[[ Material shown, beginning ]]
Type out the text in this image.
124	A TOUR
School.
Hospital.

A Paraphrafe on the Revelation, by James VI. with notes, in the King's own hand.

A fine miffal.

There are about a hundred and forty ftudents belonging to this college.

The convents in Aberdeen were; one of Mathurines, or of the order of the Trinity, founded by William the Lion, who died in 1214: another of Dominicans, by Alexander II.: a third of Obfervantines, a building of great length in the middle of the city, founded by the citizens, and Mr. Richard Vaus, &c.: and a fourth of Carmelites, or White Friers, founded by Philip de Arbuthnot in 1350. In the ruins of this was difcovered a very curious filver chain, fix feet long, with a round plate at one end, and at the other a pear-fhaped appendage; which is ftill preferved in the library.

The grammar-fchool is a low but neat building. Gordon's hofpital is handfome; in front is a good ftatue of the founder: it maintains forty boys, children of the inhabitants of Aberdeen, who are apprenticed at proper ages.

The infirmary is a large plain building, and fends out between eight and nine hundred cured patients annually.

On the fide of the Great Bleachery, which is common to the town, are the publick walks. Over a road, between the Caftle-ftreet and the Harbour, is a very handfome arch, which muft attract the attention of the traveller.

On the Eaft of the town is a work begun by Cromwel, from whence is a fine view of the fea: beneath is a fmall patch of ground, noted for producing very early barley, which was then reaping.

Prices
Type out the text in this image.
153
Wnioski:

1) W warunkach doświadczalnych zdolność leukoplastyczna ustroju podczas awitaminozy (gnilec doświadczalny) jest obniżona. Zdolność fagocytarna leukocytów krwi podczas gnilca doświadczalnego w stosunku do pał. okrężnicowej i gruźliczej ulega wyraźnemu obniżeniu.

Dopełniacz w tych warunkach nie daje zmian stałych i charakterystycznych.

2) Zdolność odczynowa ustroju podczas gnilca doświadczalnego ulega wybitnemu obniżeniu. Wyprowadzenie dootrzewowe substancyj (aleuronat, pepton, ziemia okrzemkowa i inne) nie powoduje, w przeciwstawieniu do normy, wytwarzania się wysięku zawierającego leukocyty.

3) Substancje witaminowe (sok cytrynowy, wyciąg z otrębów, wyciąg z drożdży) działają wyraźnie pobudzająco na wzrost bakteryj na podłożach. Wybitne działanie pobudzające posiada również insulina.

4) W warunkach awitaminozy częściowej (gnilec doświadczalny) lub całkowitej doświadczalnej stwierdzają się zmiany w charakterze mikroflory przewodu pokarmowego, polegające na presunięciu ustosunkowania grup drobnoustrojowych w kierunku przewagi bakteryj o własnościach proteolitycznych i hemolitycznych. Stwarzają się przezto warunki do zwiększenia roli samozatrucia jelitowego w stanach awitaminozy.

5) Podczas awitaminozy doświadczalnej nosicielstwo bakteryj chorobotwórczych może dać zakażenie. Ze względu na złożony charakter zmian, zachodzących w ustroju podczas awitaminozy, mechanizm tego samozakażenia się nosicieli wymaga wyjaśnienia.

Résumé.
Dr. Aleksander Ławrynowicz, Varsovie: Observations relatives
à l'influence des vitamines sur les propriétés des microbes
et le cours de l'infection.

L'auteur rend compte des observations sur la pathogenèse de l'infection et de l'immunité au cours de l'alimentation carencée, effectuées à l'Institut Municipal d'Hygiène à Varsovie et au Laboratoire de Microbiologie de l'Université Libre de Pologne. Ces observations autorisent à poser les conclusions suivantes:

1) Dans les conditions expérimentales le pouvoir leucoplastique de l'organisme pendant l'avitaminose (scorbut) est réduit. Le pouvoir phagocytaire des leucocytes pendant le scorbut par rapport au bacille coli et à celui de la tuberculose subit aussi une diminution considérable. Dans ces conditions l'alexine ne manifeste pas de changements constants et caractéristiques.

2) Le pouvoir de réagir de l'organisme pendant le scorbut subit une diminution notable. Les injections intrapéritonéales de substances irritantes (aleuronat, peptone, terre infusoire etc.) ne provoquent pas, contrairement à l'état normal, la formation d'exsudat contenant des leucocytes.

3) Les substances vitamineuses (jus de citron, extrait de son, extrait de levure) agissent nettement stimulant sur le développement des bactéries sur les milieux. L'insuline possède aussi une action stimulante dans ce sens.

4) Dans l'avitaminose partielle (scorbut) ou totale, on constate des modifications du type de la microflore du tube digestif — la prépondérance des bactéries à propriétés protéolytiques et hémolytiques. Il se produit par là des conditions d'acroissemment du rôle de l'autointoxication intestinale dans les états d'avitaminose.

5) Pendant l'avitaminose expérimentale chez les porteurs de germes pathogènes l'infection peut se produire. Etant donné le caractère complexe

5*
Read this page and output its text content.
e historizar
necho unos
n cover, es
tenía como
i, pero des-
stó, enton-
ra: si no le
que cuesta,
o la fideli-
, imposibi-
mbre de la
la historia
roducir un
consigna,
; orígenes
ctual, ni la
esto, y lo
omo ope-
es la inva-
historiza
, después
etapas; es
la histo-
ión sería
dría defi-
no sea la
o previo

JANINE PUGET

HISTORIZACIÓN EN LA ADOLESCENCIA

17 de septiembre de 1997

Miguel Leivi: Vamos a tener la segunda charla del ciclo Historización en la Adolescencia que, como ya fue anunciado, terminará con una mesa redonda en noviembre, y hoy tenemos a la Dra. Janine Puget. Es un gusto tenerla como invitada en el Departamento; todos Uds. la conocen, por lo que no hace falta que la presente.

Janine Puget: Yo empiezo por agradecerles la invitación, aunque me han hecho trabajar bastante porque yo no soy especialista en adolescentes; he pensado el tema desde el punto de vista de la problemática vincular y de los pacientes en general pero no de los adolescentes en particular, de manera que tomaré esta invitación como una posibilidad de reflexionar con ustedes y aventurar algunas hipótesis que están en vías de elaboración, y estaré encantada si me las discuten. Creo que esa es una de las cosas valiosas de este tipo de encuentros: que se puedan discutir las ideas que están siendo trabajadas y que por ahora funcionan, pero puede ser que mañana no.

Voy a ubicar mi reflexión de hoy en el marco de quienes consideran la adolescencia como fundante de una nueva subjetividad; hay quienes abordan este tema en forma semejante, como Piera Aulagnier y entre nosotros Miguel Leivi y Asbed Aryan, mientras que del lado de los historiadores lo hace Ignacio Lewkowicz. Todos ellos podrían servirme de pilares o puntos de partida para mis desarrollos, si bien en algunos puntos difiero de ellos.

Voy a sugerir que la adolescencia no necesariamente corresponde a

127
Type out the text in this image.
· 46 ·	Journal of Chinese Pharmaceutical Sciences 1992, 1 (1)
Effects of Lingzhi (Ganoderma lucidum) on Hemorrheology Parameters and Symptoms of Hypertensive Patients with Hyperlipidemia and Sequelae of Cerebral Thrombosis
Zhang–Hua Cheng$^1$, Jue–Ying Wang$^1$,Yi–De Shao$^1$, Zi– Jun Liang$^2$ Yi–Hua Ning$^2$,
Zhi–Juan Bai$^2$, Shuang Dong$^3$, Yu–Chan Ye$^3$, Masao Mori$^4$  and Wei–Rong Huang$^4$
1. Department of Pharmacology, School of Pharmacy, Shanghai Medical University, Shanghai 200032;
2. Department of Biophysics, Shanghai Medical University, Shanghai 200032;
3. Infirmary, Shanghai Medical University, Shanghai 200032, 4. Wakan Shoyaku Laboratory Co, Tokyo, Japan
[[ Material shown, end ]]
Write the data above out again in full, exactly.

Type out the text in this image.
124	A TOUR
School.
Hospital.

A Paraphrafe on the Revelation, by James VI. with notes, in the King's own hand.

A fine miffal.

There are about a hundred and forty ftudents belonging to this college.

The convents in Aberdeen were; one of Mathurines, or of the order of the Trinity, founded by William the Lion, who died in 1214: another of Dominicans, by Alexander II.: a third of Obfervantines, a building of great length in the middle of the city, founded by the citizens, and Mr. Richard Vaus, &c.: and a fourth of Carmelites, or White Friers, founded by Philip de Arbuthnot in 1350. In the ruins of this was difcovered a very curious filver chain, fix feet long, with a round plate at one end, and at the other a pear-fhaped appendage; which is ftill preferved in the library.

The grammar-fchool is a low but neat building. Gordon's hofpital is handfome; in front is a good ftatue of the founder: it maintains forty boys, children of the inhabitants of Aberdeen, who are apprenticed at proper ages.

The infirmary is a large plain building, and fends out between eight and nine hundred cured patients annually.

On the fide of the Great Bleachery, which is common to the town, are the publick walks. Over a road, between the Caftle-ftreet and the Harbour, is a very handfome arch, which muft attract the attention of the traveller.

On the Eaft of the town is a work begun by Cromwel, from whence is a fine view of the fea: beneath is a fmall patch of ground, noted for producing very early barley, which was then reaping.

Prices
Type out the text in this image.
153
Wnioski:

1) W warunkach doświadczalnych zdolność leukoplastyczna ustroju podczas awitaminozy (gnilec doświadczalny) jest obniżona. Zdolność fagocytarna leukocytów krwi podczas gnilca doświadczalnego w stosunku do pał. okrężnicowej i gruźliczej ulega wyraźnemu obniżeniu.

Dopełniacz w tych warunkach nie daje zmian stałych i charakterystycznych.

2) Zdolność odczynowa ustroju podczas gnilca doświadczalnego ulega wybitnemu obniżeniu. Wyprowadzenie dootrzewowe substancyj (aleuronat, pepton, ziemia okrzemkowa i inne) nie powoduje, w przeciwstawieniu do normy, wytwarzania się wysięku zawierającego leukocyty.

3) Substancje witaminowe (sok cytrynowy, wyciąg z otrębów, wyciąg z drożdży) działają wyraźnie pobudzająco na wzrost bakteryj na podłożach. Wybitne działanie pobudzające posiada również insulina.

4) W warunkach awitaminozy częściowej (gnilec doświadczalny) lub całkowitej doświadczalnej stwierdzają się zmiany w charakterze mikroflory przewodu pokarmowego, polegające na presunięciu ustosunkowania grup drobnoustrojowych w kierunku przewagi bakteryj o własnościach proteolitycznych i hemolitycznych. Stwarzają się przezto warunki do zwiększenia roli samozatrucia jelitowego w stanach awitaminozy.

5) Podczas awitaminozy doświadczalnej nosicielstwo bakteryj chorobotwórczych może dać zakażenie. Ze względu na złożony charakter zmian, zachodzących w ustroju podczas awitaminozy, mechanizm tego samozakażenia się nosicieli wymaga wyjaśnienia.

Résumé.
Dr. Aleksander Ławrynowicz, Varsovie: Observations relatives
à l'influence des vitamines sur les propriétés des microbes
et le cours de l'infection.

L'auteur rend compte des observations sur la pathogenèse de l'infection et de l'immunité au cours de l'alimentation carencée, effectuées à l'Institut Municipal d'Hygiène à Varsovie et au Laboratoire de Microbiologie de l'Université Libre de Pologne. Ces observations autorisent à poser les conclusions suivantes:

1) Dans les conditions expérimentales le pouvoir leucoplastique de l'organisme pendant l'avitaminose (scorbut) est réduit. Le pouvoir phagocytaire des leucocytes pendant le scorbut par rapport au bacille coli et à celui de la tuberculose subit aussi une diminution considérable. Dans ces conditions l'alexine ne manifeste pas de changements constants et caractéristiques.

2) Le pouvoir de réagir de l'organisme pendant le scorbut subit une diminution notable. Les injections intrapéritonéales de substances irritantes (aleuronat, peptone, terre infusoire etc.) ne provoquent pas, contrairement à l'état normal, la formation d'exsudat contenant des leucocytes.

3) Les substances vitamineuses (jus de citron, extrait de son, extrait de levure) agissent nettement stimulant sur le développement des bactéries sur les milieux. L'insuline possède aussi une action stimulante dans ce sens.

4) Dans l'avitaminose partielle (scorbut) ou totale, on constate des modifications du type de la microflore du tube digestif — la prépondérance des bactéries à propriétés protéolytiques et hémolytiques. Il se produit par là des conditions d'acroissemment du rôle de l'autointoxication intestinale dans les états d'avitaminose.

5) Pendant l'avitaminose expérimentale chez les porteurs de germes pathogènes l'infection peut se produire. Etant donné le caractère complexe

5*
Read this page and output its text content.
e historizar
necho unos
n cover, es
tenía como
i, pero des-
stó, enton-
ra: si no le
que cuesta,
o la fideli-
, imposibi-
mbre de la
la historia
roducir un
consigna,
; orígenes
ctual, ni la
esto, y lo
omo ope-
es la inva-
historiza
, después
etapas; es
la histo-
ión sería
dría defi-
no sea la
o previo

JANINE PUGET

HISTORIZACIÓN EN LA ADOLESCENCIA

17 de septiembre de 1997

Miguel Leivi: Vamos a tener la segunda charla del ciclo Historización en la Adolescencia que, como ya fue anunciado, terminará con una mesa redonda en noviembre, y hoy tenemos a la Dra. Janine Puget. Es un gusto tenerla como invitada en el Departamento; todos Uds. la conocen, por lo que no hace falta que la presente.

Janine Puget: Yo empiezo por agradecerles la invitación, aunque me han hecho trabajar bastante porque yo no soy especialista en adolescentes; he pensado el tema desde el punto de vista de la problemática vincular y de los pacientes en general pero no de los adolescentes en particular, de manera que tomaré esta invitación como una posibilidad de reflexionar con ustedes y aventurar algunas hipótesis que están en vías de elaboración, y estaré encantada si me las discuten. Creo que esa es una de las cosas valiosas de este tipo de encuentros: que se puedan discutir las ideas que están siendo trabajadas y que por ahora funcionan, pero puede ser que mañana no.

Voy a ubicar mi reflexión de hoy en el marco de quienes consideran la adolescencia como fundante de una nueva subjetividad; hay quienes abordan este tema en forma semejante, como Piera Aulagnier y entre nosotros Miguel Leivi y Asbed Aryan, mientras que del lado de los historiadores lo hace Ignacio Lewkowicz. Todos ellos podrían servirme de pilares o puntos de partida para mis desarrollos, si bien en algunos puntos difiero de ellos.

Voy a sugerir que la adolescencia no necesariamente corresponde a

127
Type out the text in this image.
· 46 ·	Journal of Chinese Pharmaceutical Sciences 1992, 1 (1)
Effects of Lingzhi (Ganoderma lucidum) on Hemorrheology Parameters and Symptoms of Hypertensive Patients with Hyperlipidemia and Sequelae of Cerebral Thrombosis
Zhang–Hua Cheng$^1$, Jue–Ying Wang$^1$,Yi–De Shao$^1$, Zi– Jun Liang$^2$ Yi–Hua Ning$^2$,
Zhi–Juan Bai$^2$, Shuang Dong$^3$, Yu–Chan Ye$^3$, Masao Mori$^4$  and Wei–Rong Huang$^4$
1. Department of Pharmacology, School of Pharmacy, Shanghai Medical University, Shanghai 200032;
2. Department of Biophysics, Shanghai Medical University, Shanghai 200032;
3. Infirmary, Shanghai Medical University, Shanghai 200032, 4. Wakan Shoyaku Laboratory Co, Tokyo, Japan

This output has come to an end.